- [WORK INSTRUCTIONS] Please transcribe the records precisely; pictures stay out of your copy.

- [INPUT ROWS]

%%

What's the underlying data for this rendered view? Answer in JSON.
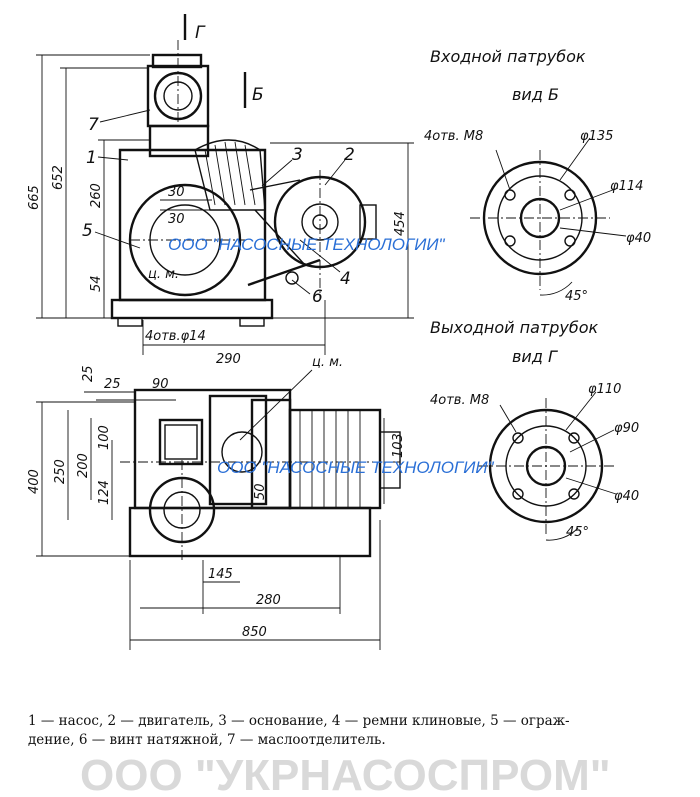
{
  "labels": {
    "section_g": "Г",
    "section_b": "Б",
    "view_b_header": "Входной патрубок",
    "view_b_name": "вид Б",
    "view_g_header": "Выходной патрубок",
    "view_g_name": "вид Г",
    "holes_b": "4отв. М8",
    "holes_g": "4отв. М8",
    "d135": "φ135",
    "d114": "φ114",
    "d40_b": "φ40",
    "angle_b": "45°",
    "d110": "φ110",
    "d90": "φ90",
    "d40_g": "φ40",
    "angle_g": "45°",
    "holes_base": "4отв.φ14",
    "cm_front": "ц. м.",
    "cm_top": "ц. м."
  },
  "dimensions": {
    "d665": "665",
    "d652": "652",
    "d260": "260",
    "d30a": "30",
    "d30b": "30",
    "d54": "54",
    "d454": "454",
    "d290": "290",
    "d25": "25",
    "d25b": "25",
    "d90": "90",
    "d100": "100",
    "d124": "124",
    "d200": "200",
    "d250": "250",
    "d400": "400",
    "d103": "103",
    "d50": "50",
    "d145": "145",
    "d280": "280",
    "d850": "850"
  },
  "callouts": [
    "1",
    "2",
    "3",
    "4",
    "5",
    "6",
    "7"
  ],
  "watermarks": {
    "top": "ООО \"НАСОСНЫЕ ТЕХНОЛОГИИ\"",
    "middle": "ООО \"НАСОСНЫЕ ТЕХНОЛОГИИ\"",
    "bottom": "ООО \"УКРНАСОСПРОМ\""
  },
  "caption": {
    "line1": "1 — насос, 2 — двигатель, 3 — основание, 4 — ремни клиновые, 5 — ограж-",
    "line2": "дение, 6 — винт натяжной, 7 — маслоотделитель."
  }
}
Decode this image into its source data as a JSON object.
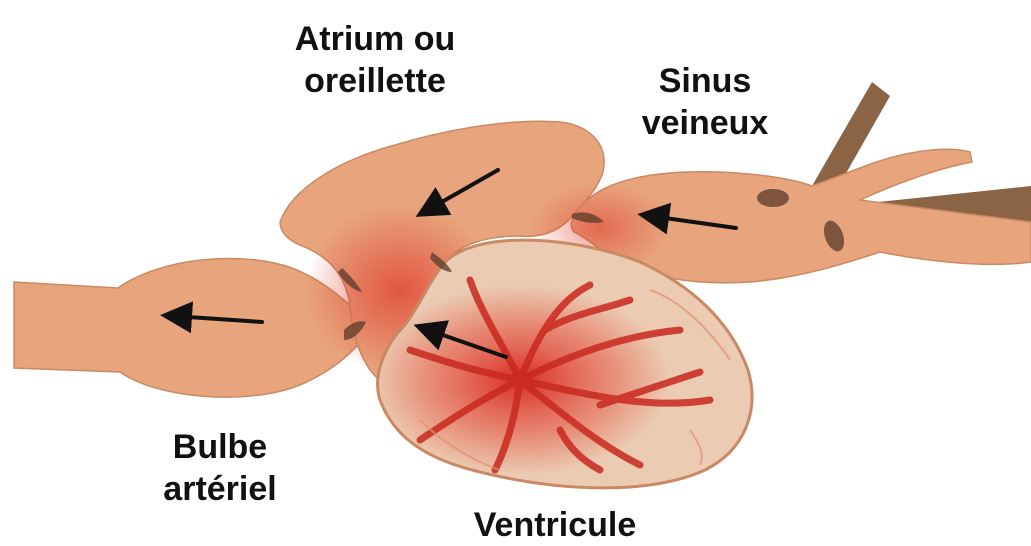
{
  "labels": {
    "atrium": [
      "Atrium ou",
      "oreillette"
    ],
    "sinus": [
      "Sinus",
      "veineux"
    ],
    "bulbe": [
      "Bulbe",
      "artériel"
    ],
    "ventricule": "Ventricule"
  },
  "colors": {
    "tissue": "#E8A47C",
    "tissue_outline": "#C98A63",
    "ventricle_inner": "#EBCBB2",
    "blood_red": "#E03B2E",
    "vessel_brown": "#8B6446",
    "arrow": "#111111",
    "background": "#FFFFFF"
  }
}
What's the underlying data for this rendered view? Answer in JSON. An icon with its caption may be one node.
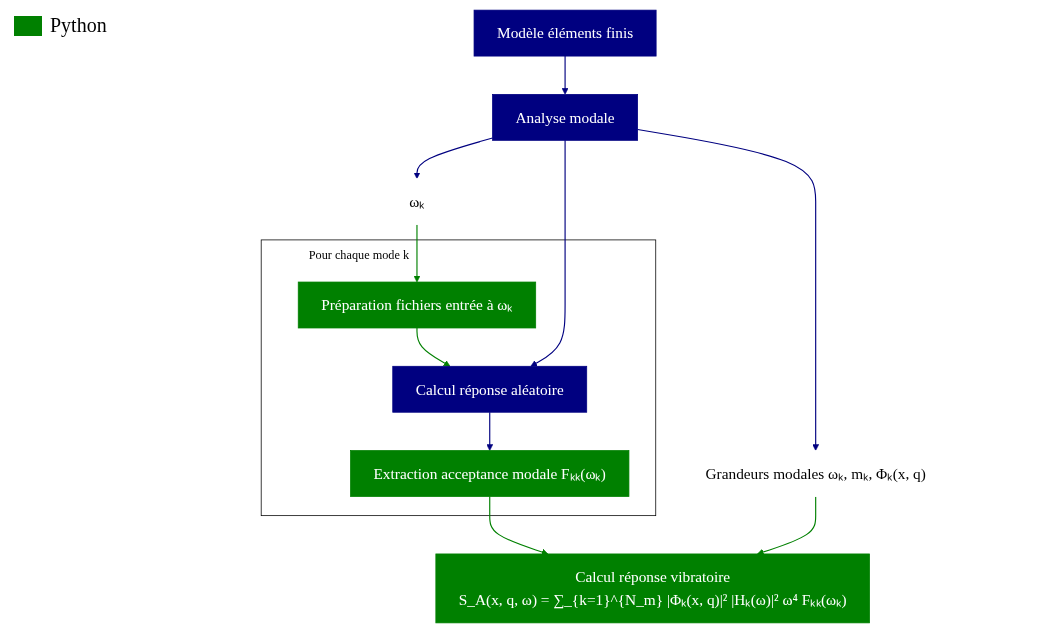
{
  "diagram": {
    "nodes": [
      {
        "text": [
          "Modèle éléments finis"
        ]
      },
      {
        "text": [
          "Analyse modale"
        ]
      },
      {
        "text": [
          "ωₖ"
        ]
      },
      {
        "text": [
          "Pour chaque mode k"
        ]
      },
      {
        "text": [
          "Préparation fichiers entrée à ωₖ"
        ],
        "in": 3
      },
      {
        "text": [
          "Calcul réponse aléatoire"
        ],
        "in": 3
      },
      {
        "text": [
          "Extraction acceptance modale Fₖₖ(ωₖ)"
        ],
        "in": 3
      },
      {
        "text": [
          "Grandeurs modales ωₖ, mₖ, Φₖ(x, q)"
        ]
      },
      {
        "text": [
          "Calcul réponse vibratoire",
          "S_A(x, q, ω) = ∑_{k=1}^{N_m} |Φₖ(x, q)|² |Hₖ(ω)|² ω⁴ Fₖₖ(ωₖ)"
        ]
      }
    ],
    "edges": [
      {
        "from": 0,
        "to": 1,
        "arrow": "to"
      },
      {
        "from": 1,
        "to": 2,
        "arrow": "to"
      },
      {
        "from": 2,
        "to": 4,
        "arrow": "to",
        "color": "#008000"
      },
      {
        "from": 4,
        "to": 5,
        "arrow": "to",
        "color": "#008000"
      },
      {
        "from": 1,
        "to": 5,
        "arrow": "to"
      },
      {
        "from": 5,
        "to": 6,
        "arrow": "to"
      },
      {
        "from": 1,
        "to": 7,
        "arrow": "to"
      },
      {
        "from": 6,
        "to": 8,
        "arrow": "to",
        "color": "#008000"
      },
      {
        "from": 7,
        "to": 8,
        "arrow": "to",
        "color": "#008000"
      }
    ],
    "legend": [
      {
        "text": "Python",
        "color": "#008000"
      }
    ]
  }
}
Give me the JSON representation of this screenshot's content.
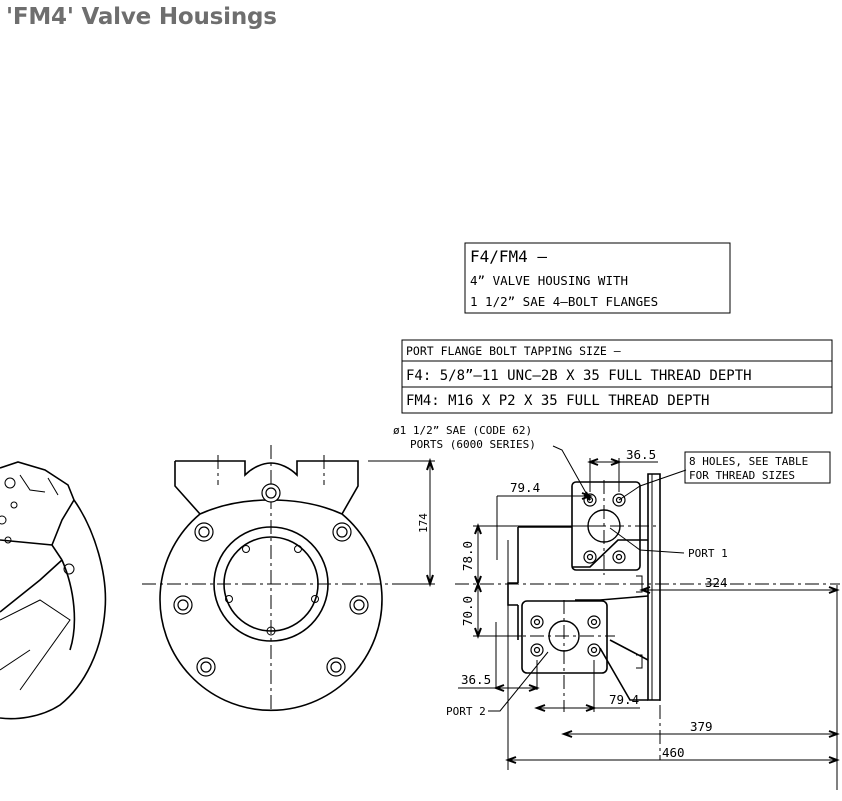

%%

- [WRITTEN ANSWER]
What's the underlying data for this rendered view? Answer in JSON.
{
  "labels": {
    "section_g": "Г",
    "section_b": "Б",
    "view_b_header": "Входной патрубок",
    "view_b_name": "вид Б",
    "view_g_header": "Выходной патрубок",
    "view_g_name": "вид Г",
    "holes_b": "4отв. М8",
    "holes_g": "4отв. М8",
    "d135": "φ135",
    "d114": "φ114",
    "d40_b": "φ40",
    "angle_b": "45°",
    "d110": "φ110",
    "d90": "φ90",
    "d40_g": "φ40",
    "angle_g": "45°",
    "holes_base": "4отв.φ14",
    "cm_front": "ц. м.",
    "cm_top": "ц. м."
  },
  "dimensions": {
    "d665": "665",
    "d652": "652",
    "d260": "260",
    "d30a": "30",
    "d30b": "30",
    "d54": "54",
    "d454": "454",
    "d290": "290",
    "d25": "25",
    "d25b": "25",
    "d90": "90",
    "d100": "100",
    "d124": "124",
    "d200": "200",
    "d250": "250",
    "d400": "400",
    "d103": "103",
    "d50": "50",
    "d145": "145",
    "d280": "280",
    "d850": "850"
  },
  "callouts": [
    "1",
    "2",
    "3",
    "4",
    "5",
    "6",
    "7"
  ],
  "watermarks": {
    "top": "ООО \"НАСОСНЫЕ ТЕХНОЛОГИИ\"",
    "middle": "ООО \"НАСОСНЫЕ ТЕХНОЛОГИИ\"",
    "bottom": "ООО \"УКРНАСОСПРОМ\""
  },
  "caption": {
    "line1": "1 — насос, 2 — двигатель, 3 — основание, 4 — ремни клиновые, 5 — ограж-",
    "line2": "дение, 6 — винт натяжной, 7 — маслоотделитель."
  }
}
Decode this image into its source data as a JSON object.
{
  "labels": {
    "atrium": [
      "Atrium ou",
      "oreillette"
    ],
    "sinus": [
      "Sinus",
      "veineux"
    ],
    "bulbe": [
      "Bulbe",
      "artériel"
    ],
    "ventricule": "Ventricule"
  },
  "colors": {
    "tissue": "#E8A47C",
    "tissue_outline": "#C98A63",
    "ventricle_inner": "#EBCBB2",
    "blood_red": "#E03B2E",
    "vessel_brown": "#8B6446",
    "arrow": "#111111",
    "background": "#FFFFFF"
  }
}
What's the underlying data for this rendered view? Answer in JSON. An icon with its caption may be one node.
{
  "diagram": {
    "nodes": [
      {
        "text": [
          "Modèle éléments finis"
        ]
      },
      {
        "text": [
          "Analyse modale"
        ]
      },
      {
        "text": [
          "ωₖ"
        ]
      },
      {
        "text": [
          "Pour chaque mode k"
        ]
      },
      {
        "text": [
          "Préparation fichiers entrée à ωₖ"
        ],
        "in": 3
      },
      {
        "text": [
          "Calcul réponse aléatoire"
        ],
        "in": 3
      },
      {
        "text": [
          "Extraction acceptance modale Fₖₖ(ωₖ)"
        ],
        "in": 3
      },
      {
        "text": [
          "Grandeurs modales ωₖ, mₖ, Φₖ(x, q)"
        ]
      },
      {
        "text": [
          "Calcul réponse vibratoire",
          "S_A(x, q, ω) = ∑_{k=1}^{N_m} |Φₖ(x, q)|² |Hₖ(ω)|² ω⁴ Fₖₖ(ωₖ)"
        ]
      }
    ],
    "edges": [
      {
        "from": 0,
        "to": 1,
        "arrow": "to"
      },
      {
        "from": 1,
        "to": 2,
        "arrow": "to"
      },
      {
        "from": 2,
        "to": 4,
        "arrow": "to",
        "color": "#008000"
      },
      {
        "from": 4,
        "to": 5,
        "arrow": "to",
        "color": "#008000"
      },
      {
        "from": 1,
        "to": 5,
        "arrow": "to"
      },
      {
        "from": 5,
        "to": 6,
        "arrow": "to"
      },
      {
        "from": 1,
        "to": 7,
        "arrow": "to"
      },
      {
        "from": 6,
        "to": 8,
        "arrow": "to",
        "color": "#008000"
      },
      {
        "from": 7,
        "to": 8,
        "arrow": "to",
        "color": "#008000"
      }
    ],
    "legend": [
      {
        "text": "Python",
        "color": "#008000"
      }
    ]
  }
}
Give me the JSON representation of this screenshot's content.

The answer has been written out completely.